> [Set task] Look through the material below and give the number of lines holding "generally", with no other words.

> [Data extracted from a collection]
------------------------
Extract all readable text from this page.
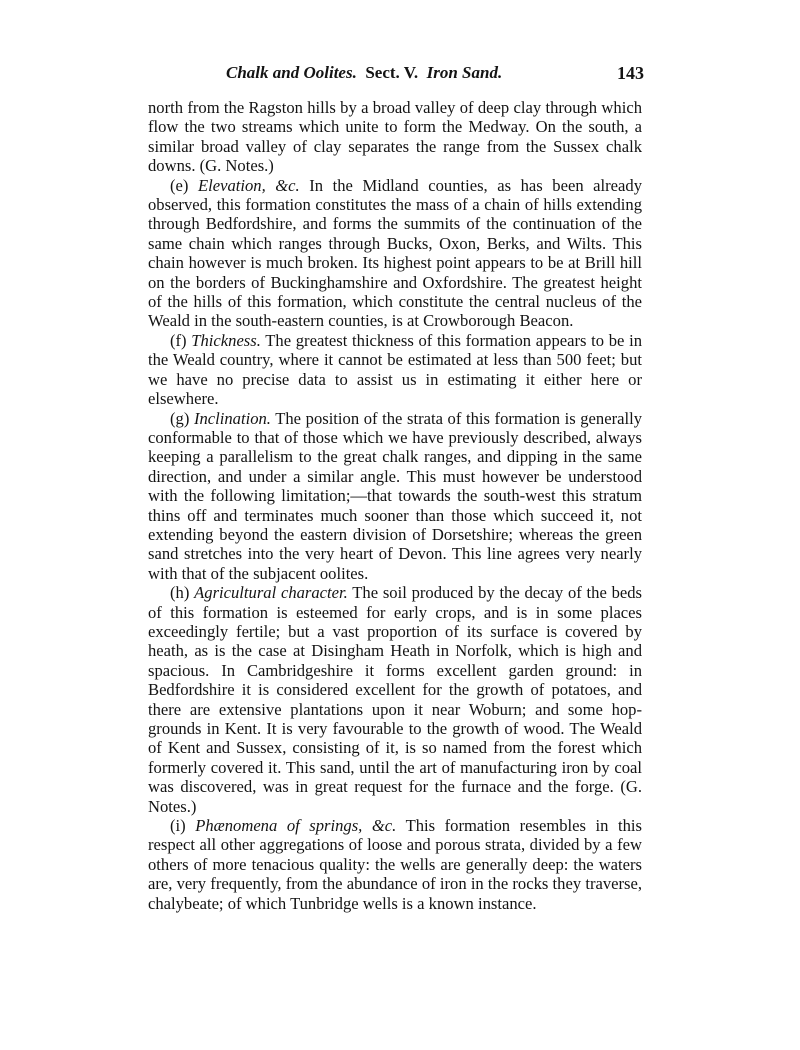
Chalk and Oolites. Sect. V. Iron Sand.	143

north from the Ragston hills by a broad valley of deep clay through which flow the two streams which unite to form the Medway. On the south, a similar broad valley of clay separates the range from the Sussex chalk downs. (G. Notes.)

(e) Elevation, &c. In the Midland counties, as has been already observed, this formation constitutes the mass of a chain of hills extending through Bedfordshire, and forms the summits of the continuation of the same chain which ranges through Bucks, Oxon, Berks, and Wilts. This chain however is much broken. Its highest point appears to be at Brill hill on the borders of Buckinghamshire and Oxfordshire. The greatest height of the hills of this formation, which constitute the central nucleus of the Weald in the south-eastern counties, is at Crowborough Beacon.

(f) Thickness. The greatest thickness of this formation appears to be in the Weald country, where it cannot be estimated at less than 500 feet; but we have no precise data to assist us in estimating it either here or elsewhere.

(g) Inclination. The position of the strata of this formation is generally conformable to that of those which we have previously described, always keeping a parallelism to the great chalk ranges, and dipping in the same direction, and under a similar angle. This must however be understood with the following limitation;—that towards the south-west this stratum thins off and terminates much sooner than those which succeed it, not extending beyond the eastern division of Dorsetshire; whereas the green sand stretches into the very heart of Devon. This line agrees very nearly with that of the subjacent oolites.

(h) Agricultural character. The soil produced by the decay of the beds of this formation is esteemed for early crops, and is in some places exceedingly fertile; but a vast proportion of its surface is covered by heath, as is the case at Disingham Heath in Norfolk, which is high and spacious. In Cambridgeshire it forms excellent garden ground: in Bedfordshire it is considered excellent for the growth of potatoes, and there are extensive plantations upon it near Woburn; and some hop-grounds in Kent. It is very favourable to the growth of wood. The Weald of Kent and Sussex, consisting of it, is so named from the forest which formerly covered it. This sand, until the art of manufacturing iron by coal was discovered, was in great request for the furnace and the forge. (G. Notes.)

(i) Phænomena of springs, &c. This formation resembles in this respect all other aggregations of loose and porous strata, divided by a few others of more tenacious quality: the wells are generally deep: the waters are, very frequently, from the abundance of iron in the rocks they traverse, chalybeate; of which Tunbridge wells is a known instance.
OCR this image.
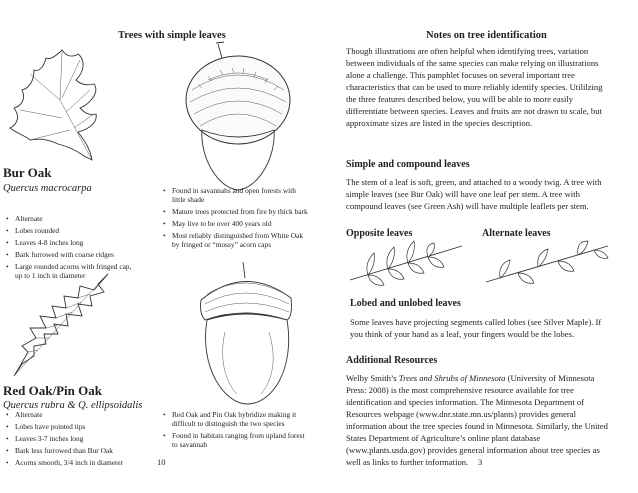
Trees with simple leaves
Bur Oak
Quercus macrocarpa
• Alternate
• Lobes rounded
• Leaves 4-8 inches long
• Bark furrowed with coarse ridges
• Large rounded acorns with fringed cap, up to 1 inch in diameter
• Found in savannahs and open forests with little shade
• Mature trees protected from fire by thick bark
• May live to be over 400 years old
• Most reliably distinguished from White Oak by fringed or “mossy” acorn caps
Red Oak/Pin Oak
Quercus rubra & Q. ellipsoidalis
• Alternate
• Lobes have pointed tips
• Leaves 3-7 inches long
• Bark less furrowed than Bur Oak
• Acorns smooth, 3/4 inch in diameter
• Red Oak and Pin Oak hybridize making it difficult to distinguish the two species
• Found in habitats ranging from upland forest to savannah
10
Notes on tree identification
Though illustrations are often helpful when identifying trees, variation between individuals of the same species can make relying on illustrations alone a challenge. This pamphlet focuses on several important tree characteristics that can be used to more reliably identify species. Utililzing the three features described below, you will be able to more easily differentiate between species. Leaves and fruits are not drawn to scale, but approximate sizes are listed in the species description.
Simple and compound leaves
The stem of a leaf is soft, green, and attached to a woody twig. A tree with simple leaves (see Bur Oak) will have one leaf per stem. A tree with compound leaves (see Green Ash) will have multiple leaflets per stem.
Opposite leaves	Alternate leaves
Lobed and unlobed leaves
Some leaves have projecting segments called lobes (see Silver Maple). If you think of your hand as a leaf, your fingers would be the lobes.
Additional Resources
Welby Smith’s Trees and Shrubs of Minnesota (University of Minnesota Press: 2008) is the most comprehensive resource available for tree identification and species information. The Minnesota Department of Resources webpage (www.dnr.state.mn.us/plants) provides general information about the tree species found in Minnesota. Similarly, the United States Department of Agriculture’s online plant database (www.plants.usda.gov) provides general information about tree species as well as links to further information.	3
------------------------
> [Task output] 2